Find each line holding "kilo" and copy it out.
--- Begin EXTRACTED DATA ---
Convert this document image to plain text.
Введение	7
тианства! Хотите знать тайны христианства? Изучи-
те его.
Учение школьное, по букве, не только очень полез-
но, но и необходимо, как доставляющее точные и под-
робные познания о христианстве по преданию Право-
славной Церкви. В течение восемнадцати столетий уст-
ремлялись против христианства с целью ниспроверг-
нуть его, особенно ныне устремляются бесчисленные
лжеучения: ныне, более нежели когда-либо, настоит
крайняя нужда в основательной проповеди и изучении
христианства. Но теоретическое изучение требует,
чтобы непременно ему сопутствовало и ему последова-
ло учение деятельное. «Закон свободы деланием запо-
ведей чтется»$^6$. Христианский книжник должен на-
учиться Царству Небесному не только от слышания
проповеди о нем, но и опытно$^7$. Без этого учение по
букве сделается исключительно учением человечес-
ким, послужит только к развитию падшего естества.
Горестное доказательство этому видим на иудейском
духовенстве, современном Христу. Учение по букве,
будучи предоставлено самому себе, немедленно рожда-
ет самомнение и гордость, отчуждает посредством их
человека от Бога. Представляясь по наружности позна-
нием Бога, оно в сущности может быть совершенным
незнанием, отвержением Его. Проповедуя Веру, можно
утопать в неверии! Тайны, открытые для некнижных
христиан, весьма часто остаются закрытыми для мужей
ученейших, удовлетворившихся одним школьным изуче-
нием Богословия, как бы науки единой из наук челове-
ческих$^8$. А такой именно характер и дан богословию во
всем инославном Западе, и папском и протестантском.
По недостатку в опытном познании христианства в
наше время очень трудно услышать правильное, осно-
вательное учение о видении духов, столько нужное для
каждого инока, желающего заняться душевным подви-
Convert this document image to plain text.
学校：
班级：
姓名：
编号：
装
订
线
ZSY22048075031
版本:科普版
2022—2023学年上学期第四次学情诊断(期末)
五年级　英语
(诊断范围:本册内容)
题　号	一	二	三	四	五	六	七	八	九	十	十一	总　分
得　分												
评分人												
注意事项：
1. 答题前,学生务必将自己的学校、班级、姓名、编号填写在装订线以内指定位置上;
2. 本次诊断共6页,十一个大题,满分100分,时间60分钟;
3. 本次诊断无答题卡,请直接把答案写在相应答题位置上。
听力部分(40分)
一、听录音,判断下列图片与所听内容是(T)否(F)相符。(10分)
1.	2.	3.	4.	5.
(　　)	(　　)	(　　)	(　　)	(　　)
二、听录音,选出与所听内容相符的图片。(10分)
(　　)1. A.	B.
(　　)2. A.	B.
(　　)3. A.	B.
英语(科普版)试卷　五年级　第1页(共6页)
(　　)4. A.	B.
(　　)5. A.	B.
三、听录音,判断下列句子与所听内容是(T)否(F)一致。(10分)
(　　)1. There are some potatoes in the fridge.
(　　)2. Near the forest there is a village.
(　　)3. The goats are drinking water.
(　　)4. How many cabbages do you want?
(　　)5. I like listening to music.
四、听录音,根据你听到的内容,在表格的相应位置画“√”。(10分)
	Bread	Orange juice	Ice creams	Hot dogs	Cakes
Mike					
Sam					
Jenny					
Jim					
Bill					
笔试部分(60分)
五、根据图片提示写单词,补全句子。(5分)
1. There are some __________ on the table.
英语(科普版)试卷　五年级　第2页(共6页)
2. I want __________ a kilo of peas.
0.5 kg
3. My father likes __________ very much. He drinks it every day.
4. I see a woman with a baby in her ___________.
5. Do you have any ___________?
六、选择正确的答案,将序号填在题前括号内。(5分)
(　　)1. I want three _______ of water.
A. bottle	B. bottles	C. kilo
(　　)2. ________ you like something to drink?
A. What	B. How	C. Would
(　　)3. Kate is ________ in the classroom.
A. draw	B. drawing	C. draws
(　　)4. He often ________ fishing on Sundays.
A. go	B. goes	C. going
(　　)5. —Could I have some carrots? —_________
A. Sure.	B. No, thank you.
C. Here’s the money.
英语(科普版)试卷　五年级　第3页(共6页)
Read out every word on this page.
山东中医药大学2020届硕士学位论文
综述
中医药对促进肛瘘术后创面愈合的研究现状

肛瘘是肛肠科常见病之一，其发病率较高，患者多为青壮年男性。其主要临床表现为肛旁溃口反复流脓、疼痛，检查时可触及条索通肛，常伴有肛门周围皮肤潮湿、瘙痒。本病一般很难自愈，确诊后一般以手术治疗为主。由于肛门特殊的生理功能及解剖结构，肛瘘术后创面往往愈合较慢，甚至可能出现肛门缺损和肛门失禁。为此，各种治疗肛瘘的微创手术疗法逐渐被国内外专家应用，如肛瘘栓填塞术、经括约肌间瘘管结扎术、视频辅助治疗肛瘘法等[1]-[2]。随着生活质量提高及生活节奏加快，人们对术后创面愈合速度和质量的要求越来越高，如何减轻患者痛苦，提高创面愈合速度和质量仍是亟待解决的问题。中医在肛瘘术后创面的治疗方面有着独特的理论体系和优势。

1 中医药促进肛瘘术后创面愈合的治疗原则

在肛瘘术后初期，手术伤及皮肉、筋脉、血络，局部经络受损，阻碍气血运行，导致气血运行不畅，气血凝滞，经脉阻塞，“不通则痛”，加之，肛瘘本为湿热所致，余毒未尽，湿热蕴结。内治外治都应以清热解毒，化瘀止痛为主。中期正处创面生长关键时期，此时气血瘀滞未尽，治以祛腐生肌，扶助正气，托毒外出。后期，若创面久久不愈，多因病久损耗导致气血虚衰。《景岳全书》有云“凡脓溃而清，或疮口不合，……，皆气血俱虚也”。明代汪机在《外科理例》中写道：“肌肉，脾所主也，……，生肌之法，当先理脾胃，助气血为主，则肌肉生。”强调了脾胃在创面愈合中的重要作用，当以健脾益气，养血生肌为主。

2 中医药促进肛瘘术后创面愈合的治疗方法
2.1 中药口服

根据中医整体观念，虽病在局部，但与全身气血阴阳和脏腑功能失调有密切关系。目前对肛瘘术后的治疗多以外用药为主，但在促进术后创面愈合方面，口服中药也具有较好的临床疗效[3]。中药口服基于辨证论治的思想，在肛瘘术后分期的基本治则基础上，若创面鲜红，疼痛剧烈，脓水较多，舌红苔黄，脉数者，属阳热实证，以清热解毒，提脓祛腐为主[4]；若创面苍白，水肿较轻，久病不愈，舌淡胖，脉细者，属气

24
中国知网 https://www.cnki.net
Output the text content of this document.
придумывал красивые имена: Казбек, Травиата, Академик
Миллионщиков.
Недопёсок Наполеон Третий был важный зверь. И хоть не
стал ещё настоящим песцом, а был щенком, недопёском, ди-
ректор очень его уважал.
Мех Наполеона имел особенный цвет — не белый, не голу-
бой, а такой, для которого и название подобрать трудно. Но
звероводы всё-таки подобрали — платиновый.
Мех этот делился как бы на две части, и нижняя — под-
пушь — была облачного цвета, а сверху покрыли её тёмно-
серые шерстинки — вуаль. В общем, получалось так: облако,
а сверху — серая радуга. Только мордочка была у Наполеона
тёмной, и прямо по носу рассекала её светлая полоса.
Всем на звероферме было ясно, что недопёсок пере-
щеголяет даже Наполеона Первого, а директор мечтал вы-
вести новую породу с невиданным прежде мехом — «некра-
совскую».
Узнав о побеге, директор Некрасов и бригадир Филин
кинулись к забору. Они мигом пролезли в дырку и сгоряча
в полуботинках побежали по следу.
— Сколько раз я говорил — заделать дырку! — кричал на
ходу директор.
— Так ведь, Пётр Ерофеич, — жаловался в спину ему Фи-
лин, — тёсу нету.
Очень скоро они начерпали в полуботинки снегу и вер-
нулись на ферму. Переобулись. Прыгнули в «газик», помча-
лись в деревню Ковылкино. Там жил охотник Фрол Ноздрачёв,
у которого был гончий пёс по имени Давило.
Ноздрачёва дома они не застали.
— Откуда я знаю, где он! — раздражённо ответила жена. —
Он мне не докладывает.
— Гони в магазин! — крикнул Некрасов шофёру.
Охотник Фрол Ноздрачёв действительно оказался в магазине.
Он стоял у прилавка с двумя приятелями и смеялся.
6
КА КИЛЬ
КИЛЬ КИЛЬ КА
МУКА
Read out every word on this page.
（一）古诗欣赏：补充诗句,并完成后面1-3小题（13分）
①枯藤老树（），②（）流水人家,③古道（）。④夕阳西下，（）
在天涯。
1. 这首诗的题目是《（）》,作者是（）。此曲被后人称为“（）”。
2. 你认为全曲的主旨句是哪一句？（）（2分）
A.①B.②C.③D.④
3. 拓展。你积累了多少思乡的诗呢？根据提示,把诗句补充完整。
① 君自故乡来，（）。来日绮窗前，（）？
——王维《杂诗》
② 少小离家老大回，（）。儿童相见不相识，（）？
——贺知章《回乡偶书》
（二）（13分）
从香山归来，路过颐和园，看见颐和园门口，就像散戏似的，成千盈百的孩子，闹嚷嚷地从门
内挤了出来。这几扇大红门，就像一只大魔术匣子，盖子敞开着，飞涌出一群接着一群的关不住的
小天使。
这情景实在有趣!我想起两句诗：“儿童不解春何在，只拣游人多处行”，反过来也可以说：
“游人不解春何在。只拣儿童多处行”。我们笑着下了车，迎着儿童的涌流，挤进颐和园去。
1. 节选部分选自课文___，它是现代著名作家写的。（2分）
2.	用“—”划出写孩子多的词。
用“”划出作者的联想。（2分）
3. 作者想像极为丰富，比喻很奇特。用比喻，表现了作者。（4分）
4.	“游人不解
--- End EXTRACTED DATA ---
» EXERCISE RESULT:
2. I want __________ a kilo of peas.
A. bottle	B. bottles	C. kilo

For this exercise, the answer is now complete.